> Short problem
Output the line containing "Give me a plain-text" and all subsequent lines of the listing below, copied exactly, with no other lines.

> Dataset excerpts

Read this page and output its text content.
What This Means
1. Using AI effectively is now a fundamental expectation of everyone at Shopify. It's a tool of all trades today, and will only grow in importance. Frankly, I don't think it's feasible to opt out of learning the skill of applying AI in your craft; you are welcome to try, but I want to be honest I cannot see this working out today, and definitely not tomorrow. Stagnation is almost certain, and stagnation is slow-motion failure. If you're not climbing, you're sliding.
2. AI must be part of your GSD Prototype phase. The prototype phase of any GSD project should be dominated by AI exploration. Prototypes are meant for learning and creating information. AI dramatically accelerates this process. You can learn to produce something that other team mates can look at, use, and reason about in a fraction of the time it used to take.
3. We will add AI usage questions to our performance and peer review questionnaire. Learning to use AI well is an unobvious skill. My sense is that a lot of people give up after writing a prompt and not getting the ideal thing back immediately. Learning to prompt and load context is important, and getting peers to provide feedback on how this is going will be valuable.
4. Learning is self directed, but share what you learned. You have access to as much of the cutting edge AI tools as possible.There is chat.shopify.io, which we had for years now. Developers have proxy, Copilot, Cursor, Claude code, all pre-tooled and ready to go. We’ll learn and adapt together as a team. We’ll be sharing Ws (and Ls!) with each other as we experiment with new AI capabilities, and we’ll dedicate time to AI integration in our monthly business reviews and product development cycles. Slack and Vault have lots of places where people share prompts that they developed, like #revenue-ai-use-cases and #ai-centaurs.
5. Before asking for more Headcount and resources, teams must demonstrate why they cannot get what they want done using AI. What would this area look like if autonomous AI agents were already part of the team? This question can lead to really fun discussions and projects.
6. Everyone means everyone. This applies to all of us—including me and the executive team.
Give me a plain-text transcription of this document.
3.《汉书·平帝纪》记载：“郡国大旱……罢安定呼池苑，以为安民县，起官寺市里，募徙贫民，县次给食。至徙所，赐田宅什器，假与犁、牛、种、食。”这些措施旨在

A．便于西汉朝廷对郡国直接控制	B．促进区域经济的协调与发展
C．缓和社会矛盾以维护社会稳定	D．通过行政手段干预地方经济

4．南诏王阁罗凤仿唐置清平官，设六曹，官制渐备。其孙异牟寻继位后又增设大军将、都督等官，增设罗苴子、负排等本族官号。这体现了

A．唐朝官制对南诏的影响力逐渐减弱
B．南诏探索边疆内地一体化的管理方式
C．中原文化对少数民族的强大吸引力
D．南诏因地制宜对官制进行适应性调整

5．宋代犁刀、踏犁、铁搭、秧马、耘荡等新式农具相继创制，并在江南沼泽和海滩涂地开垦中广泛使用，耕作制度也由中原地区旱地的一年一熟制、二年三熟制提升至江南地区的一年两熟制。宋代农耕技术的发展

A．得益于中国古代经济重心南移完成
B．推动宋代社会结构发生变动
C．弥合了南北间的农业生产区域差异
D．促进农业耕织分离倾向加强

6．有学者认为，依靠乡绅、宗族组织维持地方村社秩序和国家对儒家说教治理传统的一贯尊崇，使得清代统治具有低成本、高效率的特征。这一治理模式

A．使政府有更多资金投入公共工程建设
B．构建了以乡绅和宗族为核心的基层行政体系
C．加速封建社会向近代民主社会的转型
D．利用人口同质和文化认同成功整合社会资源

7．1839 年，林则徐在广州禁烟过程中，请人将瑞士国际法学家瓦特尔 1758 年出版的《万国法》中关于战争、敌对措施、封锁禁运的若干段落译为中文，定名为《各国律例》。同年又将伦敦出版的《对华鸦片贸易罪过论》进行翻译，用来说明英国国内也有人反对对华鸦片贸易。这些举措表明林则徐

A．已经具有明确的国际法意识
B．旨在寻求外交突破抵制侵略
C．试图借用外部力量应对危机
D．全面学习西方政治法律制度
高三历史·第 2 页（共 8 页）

> Final result
Give me a plain-text transcription of this document.
3.《汉书·平帝纪》记载：“郡国大旱……罢安定呼池苑，以为安民县，起官寺市里，募徙贫民，县次给食。至徙所，赐田宅什器，假与犁、牛、种、食。”这些措施旨在

A．便于西汉朝廷对郡国直接控制	B．促进区域经济的协调与发展
C．缓和社会矛盾以维护社会稳定	D．通过行政手段干预地方经济

4．南诏王阁罗凤仿唐置清平官，设六曹，官制渐备。其孙异牟寻继位后又增设大军将、都督等官，增设罗苴子、负排等本族官号。这体现了

A．唐朝官制对南诏的影响力逐渐减弱
B．南诏探索边疆内地一体化的管理方式
C．中原文化对少数民族的强大吸引力
D．南诏因地制宜对官制进行适应性调整

5．宋代犁刀、踏犁、铁搭、秧马、耘荡等新式农具相继创制，并在江南沼泽和海滩涂地开垦中广泛使用，耕作制度也由中原地区旱地的一年一熟制、二年三熟制提升至江南地区的一年两熟制。宋代农耕技术的发展

A．得益于中国古代经济重心南移完成
B．推动宋代社会结构发生变动
C．弥合了南北间的农业生产区域差异
D．促进农业耕织分离倾向加强

6．有学者认为，依靠乡绅、宗族组织维持地方村社秩序和国家对儒家说教治理传统的一贯尊崇，使得清代统治具有低成本、高效率的特征。这一治理模式

A．使政府有更多资金投入公共工程建设
B．构建了以乡绅和宗族为核心的基层行政体系
C．加速封建社会向近代民主社会的转型
D．利用人口同质和文化认同成功整合社会资源

7．1839 年，林则徐在广州禁烟过程中，请人将瑞士国际法学家瓦特尔 1758 年出版的《万国法》中关于战争、敌对措施、封锁禁运的若干段落译为中文，定名为《各国律例》。同年又将伦敦出版的《对华鸦片贸易罪过论》进行翻译，用来说明英国国内也有人反对对华鸦片贸易。这些举措表明林则徐

A．已经具有明确的国际法意识
B．旨在寻求外交突破抵制侵略
C．试图借用外部力量应对危机
D．全面学习西方政治法律制度
高三历史·第 2 页（共 8 页）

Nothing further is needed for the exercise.